>>>>
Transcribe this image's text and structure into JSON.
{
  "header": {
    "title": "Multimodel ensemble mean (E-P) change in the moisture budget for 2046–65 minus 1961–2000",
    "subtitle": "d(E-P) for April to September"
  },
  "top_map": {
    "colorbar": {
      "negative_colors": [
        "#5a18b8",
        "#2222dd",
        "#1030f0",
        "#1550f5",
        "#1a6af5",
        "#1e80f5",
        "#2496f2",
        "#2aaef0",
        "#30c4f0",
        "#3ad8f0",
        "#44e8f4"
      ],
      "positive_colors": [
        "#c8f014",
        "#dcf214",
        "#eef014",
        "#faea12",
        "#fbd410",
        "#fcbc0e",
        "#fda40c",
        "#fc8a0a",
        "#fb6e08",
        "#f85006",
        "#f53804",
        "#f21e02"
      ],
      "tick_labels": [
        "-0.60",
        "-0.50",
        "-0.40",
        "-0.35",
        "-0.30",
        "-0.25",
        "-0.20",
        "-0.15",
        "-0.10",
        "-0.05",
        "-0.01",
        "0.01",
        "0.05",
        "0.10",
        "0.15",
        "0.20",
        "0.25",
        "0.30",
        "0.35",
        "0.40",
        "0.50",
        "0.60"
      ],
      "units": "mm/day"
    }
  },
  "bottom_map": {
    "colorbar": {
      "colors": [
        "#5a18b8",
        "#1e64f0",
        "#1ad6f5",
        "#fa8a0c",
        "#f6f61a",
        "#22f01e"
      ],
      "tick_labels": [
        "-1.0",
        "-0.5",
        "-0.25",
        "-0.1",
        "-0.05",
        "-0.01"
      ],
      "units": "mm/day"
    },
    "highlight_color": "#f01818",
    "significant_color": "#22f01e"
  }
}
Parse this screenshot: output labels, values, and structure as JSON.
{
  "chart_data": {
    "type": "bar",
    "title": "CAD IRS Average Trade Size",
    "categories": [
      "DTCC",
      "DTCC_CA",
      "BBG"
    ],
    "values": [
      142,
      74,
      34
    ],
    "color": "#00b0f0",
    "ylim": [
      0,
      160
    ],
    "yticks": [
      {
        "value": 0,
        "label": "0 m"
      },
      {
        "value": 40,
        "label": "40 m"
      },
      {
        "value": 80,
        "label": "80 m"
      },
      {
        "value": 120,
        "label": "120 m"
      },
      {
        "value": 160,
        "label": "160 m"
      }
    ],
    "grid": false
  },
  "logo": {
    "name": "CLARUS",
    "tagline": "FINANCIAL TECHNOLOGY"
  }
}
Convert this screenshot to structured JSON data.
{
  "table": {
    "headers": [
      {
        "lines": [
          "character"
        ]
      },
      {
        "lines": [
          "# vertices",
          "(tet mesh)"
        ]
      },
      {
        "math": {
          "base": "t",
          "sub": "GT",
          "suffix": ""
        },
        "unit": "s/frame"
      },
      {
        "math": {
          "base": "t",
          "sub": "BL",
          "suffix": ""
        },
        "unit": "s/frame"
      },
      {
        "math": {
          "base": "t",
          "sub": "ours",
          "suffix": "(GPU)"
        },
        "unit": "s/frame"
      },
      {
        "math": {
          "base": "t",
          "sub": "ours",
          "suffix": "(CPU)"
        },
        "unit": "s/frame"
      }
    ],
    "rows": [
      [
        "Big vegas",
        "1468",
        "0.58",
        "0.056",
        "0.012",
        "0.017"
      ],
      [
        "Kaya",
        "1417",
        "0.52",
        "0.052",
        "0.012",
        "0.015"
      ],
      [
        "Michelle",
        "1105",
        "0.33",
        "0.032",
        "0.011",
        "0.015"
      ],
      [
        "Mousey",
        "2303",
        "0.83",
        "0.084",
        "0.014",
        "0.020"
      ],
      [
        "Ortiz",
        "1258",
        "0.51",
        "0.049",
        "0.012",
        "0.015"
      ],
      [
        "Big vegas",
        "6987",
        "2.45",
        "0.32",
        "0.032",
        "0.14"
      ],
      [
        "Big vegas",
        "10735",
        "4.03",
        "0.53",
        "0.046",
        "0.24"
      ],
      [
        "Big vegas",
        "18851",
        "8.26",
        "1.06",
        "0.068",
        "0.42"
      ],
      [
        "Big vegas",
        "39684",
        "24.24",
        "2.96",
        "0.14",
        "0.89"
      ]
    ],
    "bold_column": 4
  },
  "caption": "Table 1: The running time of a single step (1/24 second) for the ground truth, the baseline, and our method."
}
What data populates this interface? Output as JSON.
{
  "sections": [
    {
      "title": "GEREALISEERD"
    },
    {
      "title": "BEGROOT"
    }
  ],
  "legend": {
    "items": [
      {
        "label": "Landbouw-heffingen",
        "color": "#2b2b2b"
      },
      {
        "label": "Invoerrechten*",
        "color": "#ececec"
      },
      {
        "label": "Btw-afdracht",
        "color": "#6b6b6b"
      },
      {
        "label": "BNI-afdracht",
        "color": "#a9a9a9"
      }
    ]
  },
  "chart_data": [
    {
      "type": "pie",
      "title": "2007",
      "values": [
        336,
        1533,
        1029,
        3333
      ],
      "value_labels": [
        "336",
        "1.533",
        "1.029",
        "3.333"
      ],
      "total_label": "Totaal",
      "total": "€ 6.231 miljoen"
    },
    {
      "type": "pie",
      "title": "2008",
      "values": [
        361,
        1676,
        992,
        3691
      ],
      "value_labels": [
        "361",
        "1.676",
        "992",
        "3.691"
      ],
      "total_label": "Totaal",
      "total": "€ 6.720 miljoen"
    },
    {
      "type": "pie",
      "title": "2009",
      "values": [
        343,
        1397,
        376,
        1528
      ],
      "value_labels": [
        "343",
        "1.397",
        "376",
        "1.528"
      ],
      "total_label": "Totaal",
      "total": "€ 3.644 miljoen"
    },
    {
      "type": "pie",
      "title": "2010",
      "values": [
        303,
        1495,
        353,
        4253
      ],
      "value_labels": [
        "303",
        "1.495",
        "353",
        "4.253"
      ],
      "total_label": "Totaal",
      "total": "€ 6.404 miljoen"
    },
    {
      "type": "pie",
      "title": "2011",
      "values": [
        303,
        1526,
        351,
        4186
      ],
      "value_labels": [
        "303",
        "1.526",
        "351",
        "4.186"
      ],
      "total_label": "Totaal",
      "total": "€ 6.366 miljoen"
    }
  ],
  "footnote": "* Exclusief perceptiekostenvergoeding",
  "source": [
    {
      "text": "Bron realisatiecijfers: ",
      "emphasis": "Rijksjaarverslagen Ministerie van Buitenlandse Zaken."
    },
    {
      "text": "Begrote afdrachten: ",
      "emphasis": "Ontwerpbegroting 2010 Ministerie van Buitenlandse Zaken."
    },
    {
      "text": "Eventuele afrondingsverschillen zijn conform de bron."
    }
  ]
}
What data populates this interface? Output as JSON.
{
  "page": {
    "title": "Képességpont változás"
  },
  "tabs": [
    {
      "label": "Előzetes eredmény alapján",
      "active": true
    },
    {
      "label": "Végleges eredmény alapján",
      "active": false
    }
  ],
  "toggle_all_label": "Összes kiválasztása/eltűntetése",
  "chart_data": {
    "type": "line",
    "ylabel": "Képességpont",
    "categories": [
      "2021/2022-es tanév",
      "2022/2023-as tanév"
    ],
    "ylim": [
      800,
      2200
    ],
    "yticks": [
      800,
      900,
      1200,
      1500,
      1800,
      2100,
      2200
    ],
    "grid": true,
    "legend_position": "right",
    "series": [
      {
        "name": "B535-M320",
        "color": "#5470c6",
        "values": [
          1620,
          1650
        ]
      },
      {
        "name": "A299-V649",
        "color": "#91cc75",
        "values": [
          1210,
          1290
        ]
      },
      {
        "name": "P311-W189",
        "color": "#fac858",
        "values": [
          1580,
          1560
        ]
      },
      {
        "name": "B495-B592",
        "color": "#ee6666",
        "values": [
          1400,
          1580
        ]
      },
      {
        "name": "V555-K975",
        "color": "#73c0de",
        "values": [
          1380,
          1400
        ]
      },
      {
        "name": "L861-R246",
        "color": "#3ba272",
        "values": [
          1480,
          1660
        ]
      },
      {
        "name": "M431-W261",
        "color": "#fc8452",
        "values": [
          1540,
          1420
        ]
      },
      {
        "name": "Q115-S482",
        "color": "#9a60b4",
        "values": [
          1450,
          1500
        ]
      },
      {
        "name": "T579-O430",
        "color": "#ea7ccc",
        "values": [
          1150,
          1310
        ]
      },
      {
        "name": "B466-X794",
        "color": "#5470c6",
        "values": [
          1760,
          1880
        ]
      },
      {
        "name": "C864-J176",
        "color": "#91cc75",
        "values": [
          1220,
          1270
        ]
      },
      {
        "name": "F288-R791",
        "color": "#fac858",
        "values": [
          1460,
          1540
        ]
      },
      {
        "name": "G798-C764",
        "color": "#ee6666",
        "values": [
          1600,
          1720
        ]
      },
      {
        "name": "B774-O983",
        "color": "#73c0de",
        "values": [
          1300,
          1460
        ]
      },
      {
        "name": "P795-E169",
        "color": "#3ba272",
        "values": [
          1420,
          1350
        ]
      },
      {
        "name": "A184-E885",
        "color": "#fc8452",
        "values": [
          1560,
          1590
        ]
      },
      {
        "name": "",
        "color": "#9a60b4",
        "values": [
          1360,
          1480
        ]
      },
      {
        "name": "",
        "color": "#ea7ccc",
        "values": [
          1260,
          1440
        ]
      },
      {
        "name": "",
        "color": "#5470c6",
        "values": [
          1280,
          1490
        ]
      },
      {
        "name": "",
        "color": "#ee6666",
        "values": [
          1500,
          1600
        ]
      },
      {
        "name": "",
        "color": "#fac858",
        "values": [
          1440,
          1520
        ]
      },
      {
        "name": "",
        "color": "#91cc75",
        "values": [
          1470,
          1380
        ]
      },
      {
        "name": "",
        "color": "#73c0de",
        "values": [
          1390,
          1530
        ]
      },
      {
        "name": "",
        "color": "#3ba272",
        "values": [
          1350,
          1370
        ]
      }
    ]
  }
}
<<<<
Exercise brief →
Extract each line holding the string "miljoen".

The completed task →
      "total": "€ 6.231 miljoen"
      "total": "€ 6.720 miljoen"
      "total": "€ 3.644 miljoen"
      "total": "€ 6.404 miljoen"
      "total": "€ 6.366 miljoen"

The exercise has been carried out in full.